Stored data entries

----------

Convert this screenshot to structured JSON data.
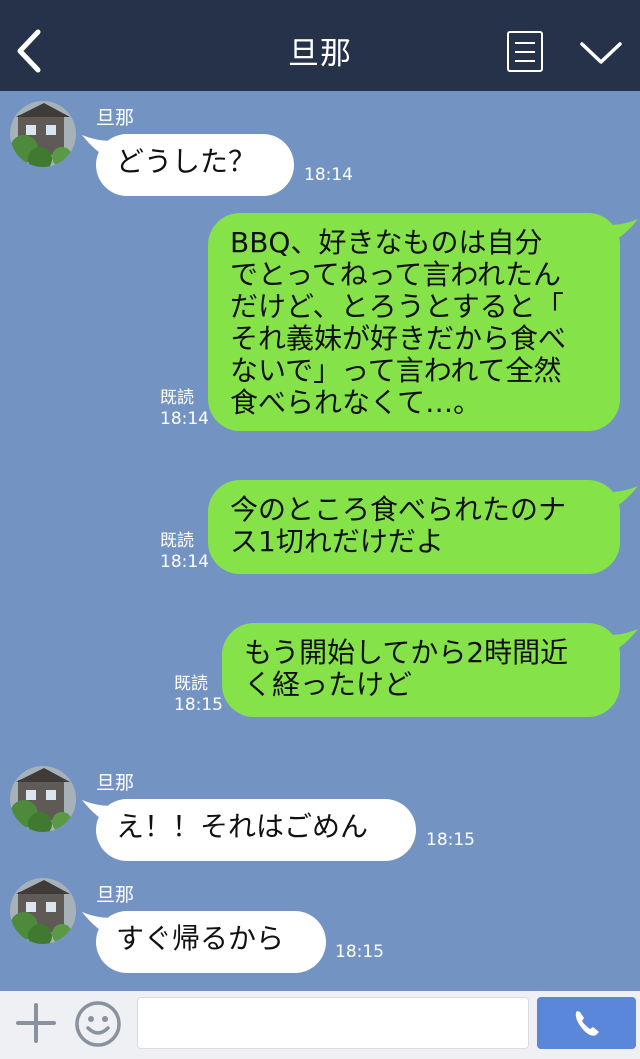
{
  "header": {
    "title": "旦那",
    "back_icon": "chevron-left-icon",
    "menu_icon": "menu-lines-icon",
    "expand_icon": "chevron-down-icon"
  },
  "messages": [
    {
      "sender": "旦那",
      "text": "どうした？",
      "time": "18:14"
    },
    {
      "text_lines": [
        "BBQ、好きなものは自分",
        "でとってねって言われたん",
        "だけど、とろうとすると「",
        "それ義妹が好きだから食べ",
        "ないで」って言われて全然",
        "食べられなくて…。"
      ],
      "read": "既読",
      "time": "18:14"
    },
    {
      "text_lines": [
        "今のところ食べられたのナ",
        "ス1切れだけだよ"
      ],
      "read": "既読",
      "time": "18:14"
    },
    {
      "text_lines": [
        "もう開始してから2時間近",
        "く経ったけど"
      ],
      "read": "既読",
      "time": "18:15"
    },
    {
      "sender": "旦那",
      "text": "え！！それはごめん",
      "time": "18:15"
    },
    {
      "sender": "旦那",
      "text": "すぐ帰るから",
      "time": "18:15"
    }
  ],
  "bottom_bar": {
    "input_value": "",
    "plus_icon": "plus-icon",
    "emoji_icon": "smiley-icon",
    "call_icon": "phone-icon"
  },
  "colors": {
    "header": "#263249",
    "chat_bg": "#7394c2",
    "incoming": "#ffffff",
    "outgoing": "#85e249",
    "call_button": "#5b87db"
  }
}
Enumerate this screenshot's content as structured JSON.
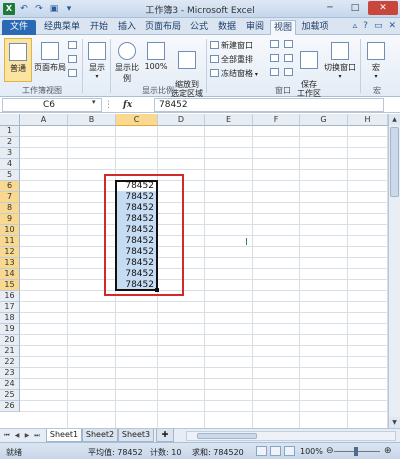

----------

Work required: Restate the listing above word for word, and skip the pictures.

Worked solution:
Convert this screenshot to structured JSON data.
{
  "header": {
    "title": "旦那",
    "back_icon": "chevron-left-icon",
    "menu_icon": "menu-lines-icon",
    "expand_icon": "chevron-down-icon"
  },
  "messages": [
    {
      "sender": "旦那",
      "text": "どうした？",
      "time": "18:14"
    },
    {
      "text_lines": [
        "BBQ、好きなものは自分",
        "でとってねって言われたん",
        "だけど、とろうとすると「",
        "それ義妹が好きだから食べ",
        "ないで」って言われて全然",
        "食べられなくて…。"
      ],
      "read": "既読",
      "time": "18:14"
    },
    {
      "text_lines": [
        "今のところ食べられたのナ",
        "ス1切れだけだよ"
      ],
      "read": "既読",
      "time": "18:14"
    },
    {
      "text_lines": [
        "もう開始してから2時間近",
        "く経ったけど"
      ],
      "read": "既読",
      "time": "18:15"
    },
    {
      "sender": "旦那",
      "text": "え！！それはごめん",
      "time": "18:15"
    },
    {
      "sender": "旦那",
      "text": "すぐ帰るから",
      "time": "18:15"
    }
  ],
  "bottom_bar": {
    "input_value": "",
    "plus_icon": "plus-icon",
    "emoji_icon": "smiley-icon",
    "call_icon": "phone-icon"
  },
  "colors": {
    "header": "#263249",
    "chat_bg": "#7394c2",
    "incoming": "#ffffff",
    "outgoing": "#85e249",
    "call_button": "#5b87db"
  }
}
Enumerate this screenshot's content as structured JSON.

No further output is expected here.